== The problem ==
Repeat each entry as written and leave the images out of the copy.

Dataset excerpt
▼

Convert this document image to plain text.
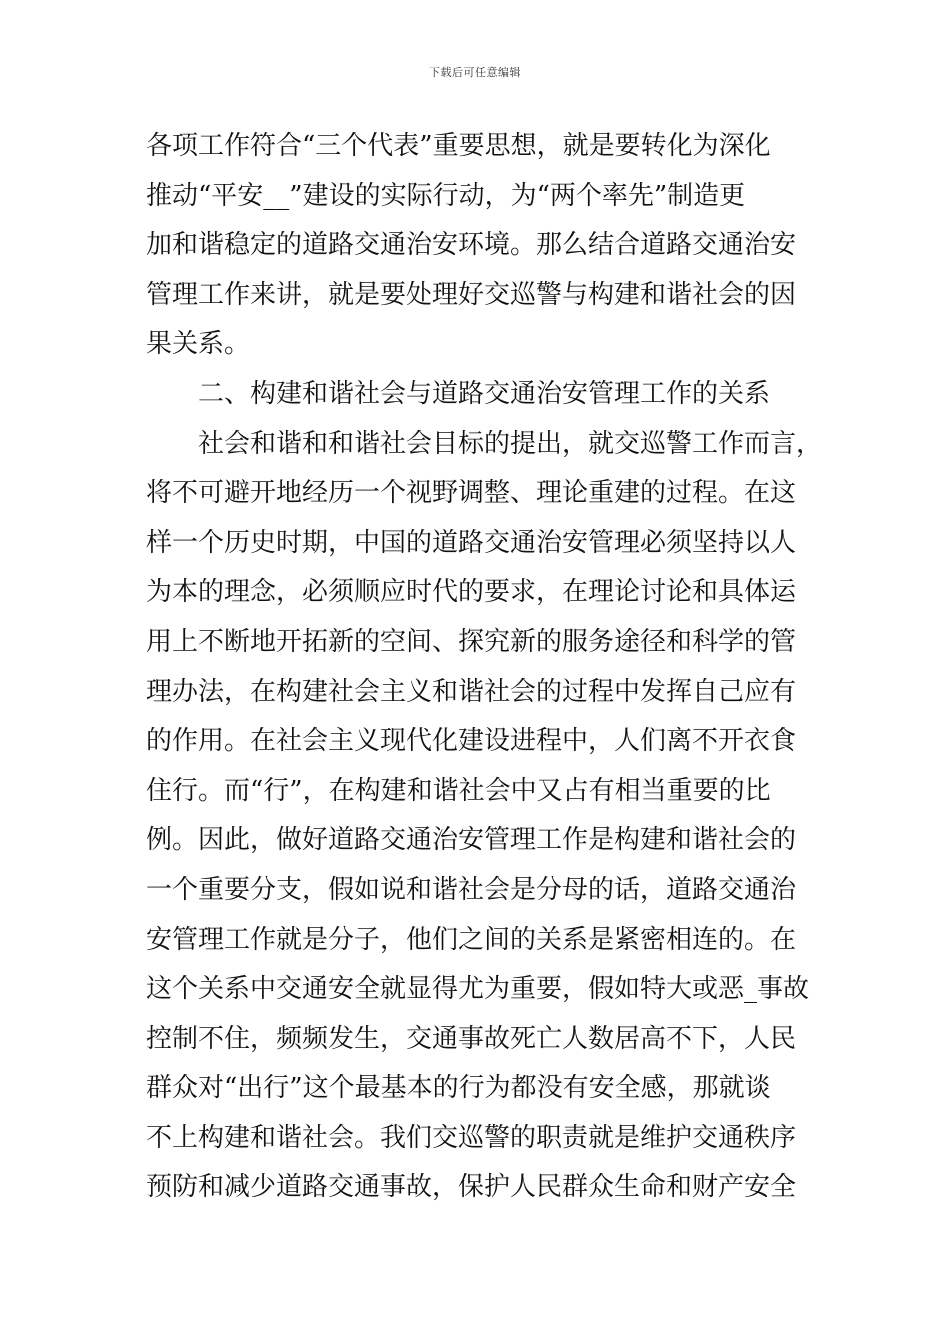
下载后可任意编辑
各项工作符合“三个代表”重要思想，就是要转化为深化
推动“平安__”建设的实际行动，为“两个率先”制造更
加和谐稳定的道路交通治安环境。那么结合道路交通治安
管理工作来讲，就是要处理好交巡警与构建和谐社会的因
果关系。
　　二、构建和谐社会与道路交通治安管理工作的关系
　　社会和谐和和谐社会目标的提出，就交巡警工作而言，
将不可避开地经历一个视野调整、理论重建的过程。在这
样一个历史时期，中国的道路交通治安管理必须坚持以人
为本的理念，必须顺应时代的要求，在理论讨论和具体运
用上不断地开拓新的空间、探究新的服务途径和科学的管
理办法，在构建社会主义和谐社会的过程中发挥自己应有
的作用。在社会主义现代化建设进程中，人们离不开衣食
住行。而“行”，在构建和谐社会中又占有相当重要的比
例。因此，做好道路交通治安管理工作是构建和谐社会的
一个重要分支，假如说和谐社会是分母的话，道路交通治
安管理工作就是分子，他们之间的关系是紧密相连的。在
这个关系中交通安全就显得尤为重要，假如特大或恶_事故
控制不住，频频发生，交通事故死亡人数居高不下，人民
群众对“出行”这个最基本的行为都没有安全感，那就谈
不上构建和谐社会。我们交巡警的职责就是维护交通秩序
预防和减少道路交通事故，保护人民群众生命和财产安全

▲

== Solution for this problem ==
Convert this document image to plain text.
下载后可任意编辑
各项工作符合“三个代表”重要思想，就是要转化为深化
推动“平安__”建设的实际行动，为“两个率先”制造更
加和谐稳定的道路交通治安环境。那么结合道路交通治安
管理工作来讲，就是要处理好交巡警与构建和谐社会的因
果关系。
　　二、构建和谐社会与道路交通治安管理工作的关系
　　社会和谐和和谐社会目标的提出，就交巡警工作而言，
将不可避开地经历一个视野调整、理论重建的过程。在这
样一个历史时期，中国的道路交通治安管理必须坚持以人
为本的理念，必须顺应时代的要求，在理论讨论和具体运
用上不断地开拓新的空间、探究新的服务途径和科学的管
理办法，在构建社会主义和谐社会的过程中发挥自己应有
的作用。在社会主义现代化建设进程中，人们离不开衣食
住行。而“行”，在构建和谐社会中又占有相当重要的比
例。因此，做好道路交通治安管理工作是构建和谐社会的
一个重要分支，假如说和谐社会是分母的话，道路交通治
安管理工作就是分子，他们之间的关系是紧密相连的。在
这个关系中交通安全就显得尤为重要，假如特大或恶_事故
控制不住，频频发生，交通事故死亡人数居高不下，人民
群众对“出行”这个最基本的行为都没有安全感，那就谈
不上构建和谐社会。我们交巡警的职责就是维护交通秩序
预防和减少道路交通事故，保护人民群众生命和财产安全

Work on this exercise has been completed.